-- start Information supplied --
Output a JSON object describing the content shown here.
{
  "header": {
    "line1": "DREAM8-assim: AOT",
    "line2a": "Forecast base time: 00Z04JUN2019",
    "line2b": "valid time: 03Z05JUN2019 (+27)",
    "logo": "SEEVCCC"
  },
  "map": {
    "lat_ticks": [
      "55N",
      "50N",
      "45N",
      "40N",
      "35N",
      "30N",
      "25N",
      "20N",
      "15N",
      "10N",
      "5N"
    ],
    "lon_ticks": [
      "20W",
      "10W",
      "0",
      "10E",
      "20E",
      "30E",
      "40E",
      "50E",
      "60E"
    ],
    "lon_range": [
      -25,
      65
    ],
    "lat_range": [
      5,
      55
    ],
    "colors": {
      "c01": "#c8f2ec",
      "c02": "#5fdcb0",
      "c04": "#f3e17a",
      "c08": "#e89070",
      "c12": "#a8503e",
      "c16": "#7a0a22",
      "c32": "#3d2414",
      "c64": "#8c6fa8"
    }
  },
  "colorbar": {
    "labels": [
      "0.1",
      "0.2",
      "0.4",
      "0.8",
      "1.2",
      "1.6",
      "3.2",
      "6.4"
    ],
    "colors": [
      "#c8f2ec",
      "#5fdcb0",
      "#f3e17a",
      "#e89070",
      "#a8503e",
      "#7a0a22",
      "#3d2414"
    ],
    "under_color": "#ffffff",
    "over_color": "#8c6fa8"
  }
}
-- end Information supplied --
=== Short problem ===
Retype the listing. Match it exactly.

=== Full solution ===
Output a JSON object describing the content shown here.
{
  "header": {
    "line1": "DREAM8-assim: AOT",
    "line2a": "Forecast base time: 00Z04JUN2019",
    "line2b": "valid time: 03Z05JUN2019 (+27)",
    "logo": "SEEVCCC"
  },
  "map": {
    "lat_ticks": [
      "55N",
      "50N",
      "45N",
      "40N",
      "35N",
      "30N",
      "25N",
      "20N",
      "15N",
      "10N",
      "5N"
    ],
    "lon_ticks": [
      "20W",
      "10W",
      "0",
      "10E",
      "20E",
      "30E",
      "40E",
      "50E",
      "60E"
    ],
    "lon_range": [
      -25,
      65
    ],
    "lat_range": [
      5,
      55
    ],
    "colors": {
      "c01": "#c8f2ec",
      "c02": "#5fdcb0",
      "c04": "#f3e17a",
      "c08": "#e89070",
      "c12": "#a8503e",
      "c16": "#7a0a22",
      "c32": "#3d2414",
      "c64": "#8c6fa8"
    }
  },
  "colorbar": {
    "labels": [
      "0.1",
      "0.2",
      "0.4",
      "0.8",
      "1.2",
      "1.6",
      "3.2",
      "6.4"
    ],
    "colors": [
      "#c8f2ec",
      "#5fdcb0",
      "#f3e17a",
      "#e89070",
      "#a8503e",
      "#7a0a22",
      "#3d2414"
    ],
    "under_color": "#ffffff",
    "over_color": "#8c6fa8"
  }
}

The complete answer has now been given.